An exact reproduction of the records is required, with all images left out.
# # # # #
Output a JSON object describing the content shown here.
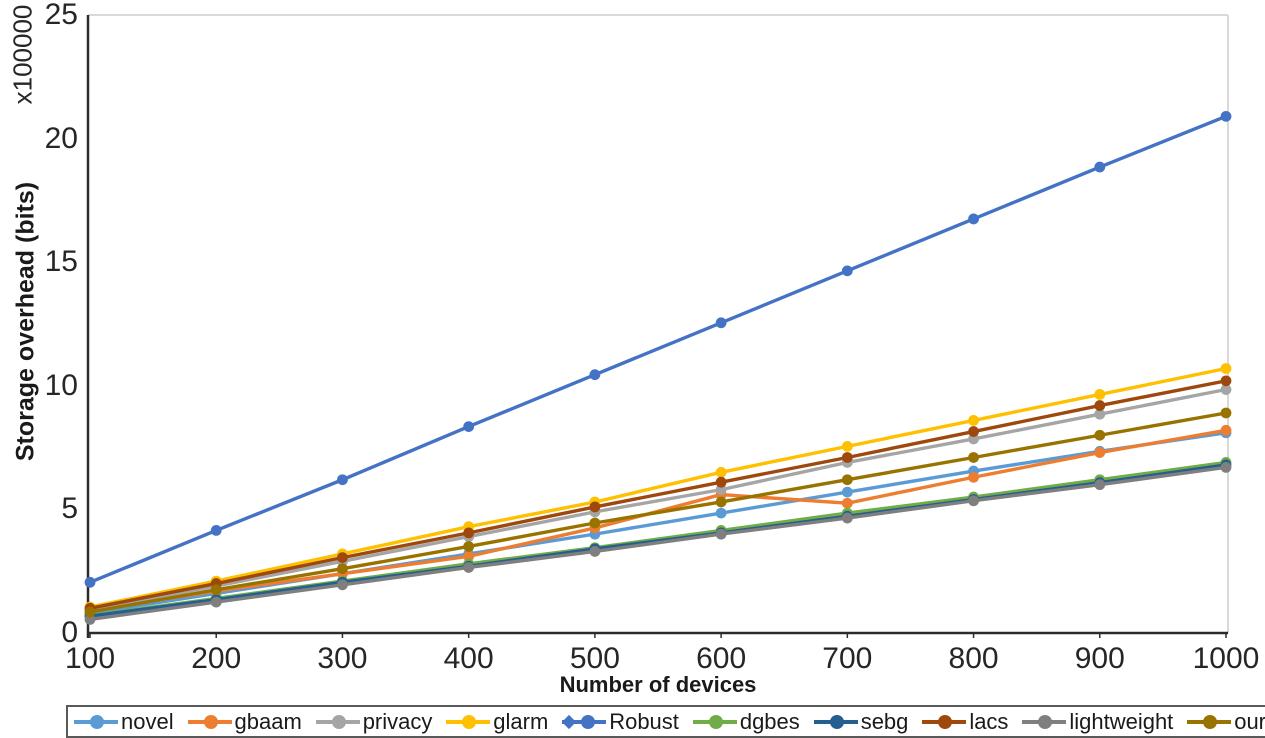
{
  "chart_data": {
    "type": "line",
    "title": "",
    "xlabel": "Number of devices",
    "ylabel": "Storage overhead (bits)",
    "y_multiplier_label": "x100000",
    "x": [
      100,
      200,
      300,
      400,
      500,
      600,
      700,
      800,
      900,
      1000
    ],
    "xlim": [
      100,
      1000
    ],
    "ylim": [
      0,
      25
    ],
    "yticks": [
      0,
      5,
      10,
      15,
      20,
      25
    ],
    "grid": false,
    "legend_position": "bottom",
    "series": [
      {
        "name": "novel",
        "color": "#5B9BD5",
        "marker": "circle",
        "values": [
          0.8,
          1.6,
          2.4,
          3.2,
          4.0,
          4.85,
          5.7,
          6.55,
          7.35,
          8.1
        ]
      },
      {
        "name": "gbaam",
        "color": "#ED7D31",
        "marker": "circle",
        "values": [
          0.9,
          1.7,
          2.4,
          3.1,
          4.25,
          5.6,
          5.25,
          6.3,
          7.3,
          8.2
        ]
      },
      {
        "name": "privacy",
        "color": "#A5A5A5",
        "marker": "circle",
        "values": [
          0.95,
          1.9,
          2.9,
          3.9,
          4.9,
          5.8,
          6.9,
          7.85,
          8.85,
          9.85
        ]
      },
      {
        "name": "glarm",
        "color": "#FFC000",
        "marker": "circle",
        "values": [
          1.05,
          2.1,
          3.2,
          4.3,
          5.3,
          6.5,
          7.55,
          8.6,
          9.65,
          10.7
        ]
      },
      {
        "name": "Robust",
        "color": "#4472C4",
        "marker": "circle",
        "legend_marker": "diamond-circle",
        "values": [
          2.05,
          4.15,
          6.2,
          8.35,
          10.45,
          12.55,
          14.65,
          16.75,
          18.85,
          20.9
        ]
      },
      {
        "name": "dgbes",
        "color": "#70AD47",
        "marker": "circle",
        "values": [
          0.7,
          1.4,
          2.1,
          2.8,
          3.45,
          4.15,
          4.85,
          5.5,
          6.2,
          6.9
        ]
      },
      {
        "name": "sebg",
        "color": "#255E91",
        "marker": "circle",
        "values": [
          0.68,
          1.35,
          2.05,
          2.7,
          3.4,
          4.05,
          4.72,
          5.4,
          6.08,
          6.8
        ]
      },
      {
        "name": "lacs",
        "color": "#9E480E",
        "marker": "circle",
        "values": [
          1.0,
          2.0,
          3.05,
          4.05,
          5.1,
          6.1,
          7.1,
          8.15,
          9.2,
          10.2
        ]
      },
      {
        "name": "lightweight",
        "color": "#7F7F7F",
        "marker": "circle",
        "values": [
          0.55,
          1.25,
          1.95,
          2.65,
          3.3,
          4.0,
          4.65,
          5.35,
          6.0,
          6.7
        ]
      },
      {
        "name": "our",
        "color": "#997300",
        "marker": "circle",
        "values": [
          0.85,
          1.75,
          2.6,
          3.5,
          4.45,
          5.3,
          6.2,
          7.1,
          8.0,
          8.9
        ]
      }
    ]
  },
  "colors": {
    "axis": "#2b2b2b",
    "plot_border": "#d9d9d9",
    "text": "#262626",
    "legend_border": "#595959",
    "background": "#ffffff"
  }
}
# # # # #
→ **SOLUTION TO THE EXERCISE**
Output a JSON object describing the content shown here.
{
  "chart_data": {
    "type": "line",
    "title": "",
    "xlabel": "Number of devices",
    "ylabel": "Storage overhead (bits)",
    "y_multiplier_label": "x100000",
    "x": [
      100,
      200,
      300,
      400,
      500,
      600,
      700,
      800,
      900,
      1000
    ],
    "xlim": [
      100,
      1000
    ],
    "ylim": [
      0,
      25
    ],
    "yticks": [
      0,
      5,
      10,
      15,
      20,
      25
    ],
    "grid": false,
    "legend_position": "bottom",
    "series": [
      {
        "name": "novel",
        "color": "#5B9BD5",
        "marker": "circle",
        "values": [
          0.8,
          1.6,
          2.4,
          3.2,
          4.0,
          4.85,
          5.7,
          6.55,
          7.35,
          8.1
        ]
      },
      {
        "name": "gbaam",
        "color": "#ED7D31",
        "marker": "circle",
        "values": [
          0.9,
          1.7,
          2.4,
          3.1,
          4.25,
          5.6,
          5.25,
          6.3,
          7.3,
          8.2
        ]
      },
      {
        "name": "privacy",
        "color": "#A5A5A5",
        "marker": "circle",
        "values": [
          0.95,
          1.9,
          2.9,
          3.9,
          4.9,
          5.8,
          6.9,
          7.85,
          8.85,
          9.85
        ]
      },
      {
        "name": "glarm",
        "color": "#FFC000",
        "marker": "circle",
        "values": [
          1.05,
          2.1,
          3.2,
          4.3,
          5.3,
          6.5,
          7.55,
          8.6,
          9.65,
          10.7
        ]
      },
      {
        "name": "Robust",
        "color": "#4472C4",
        "marker": "circle",
        "legend_marker": "diamond-circle",
        "values": [
          2.05,
          4.15,
          6.2,
          8.35,
          10.45,
          12.55,
          14.65,
          16.75,
          18.85,
          20.9
        ]
      },
      {
        "name": "dgbes",
        "color": "#70AD47",
        "marker": "circle",
        "values": [
          0.7,
          1.4,
          2.1,
          2.8,
          3.45,
          4.15,
          4.85,
          5.5,
          6.2,
          6.9
        ]
      },
      {
        "name": "sebg",
        "color": "#255E91",
        "marker": "circle",
        "values": [
          0.68,
          1.35,
          2.05,
          2.7,
          3.4,
          4.05,
          4.72,
          5.4,
          6.08,
          6.8
        ]
      },
      {
        "name": "lacs",
        "color": "#9E480E",
        "marker": "circle",
        "values": [
          1.0,
          2.0,
          3.05,
          4.05,
          5.1,
          6.1,
          7.1,
          8.15,
          9.2,
          10.2
        ]
      },
      {
        "name": "lightweight",
        "color": "#7F7F7F",
        "marker": "circle",
        "values": [
          0.55,
          1.25,
          1.95,
          2.65,
          3.3,
          4.0,
          4.65,
          5.35,
          6.0,
          6.7
        ]
      },
      {
        "name": "our",
        "color": "#997300",
        "marker": "circle",
        "values": [
          0.85,
          1.75,
          2.6,
          3.5,
          4.45,
          5.3,
          6.2,
          7.1,
          8.0,
          8.9
        ]
      }
    ]
  },
  "colors": {
    "axis": "#2b2b2b",
    "plot_border": "#d9d9d9",
    "text": "#262626",
    "legend_border": "#595959",
    "background": "#ffffff"
  }
}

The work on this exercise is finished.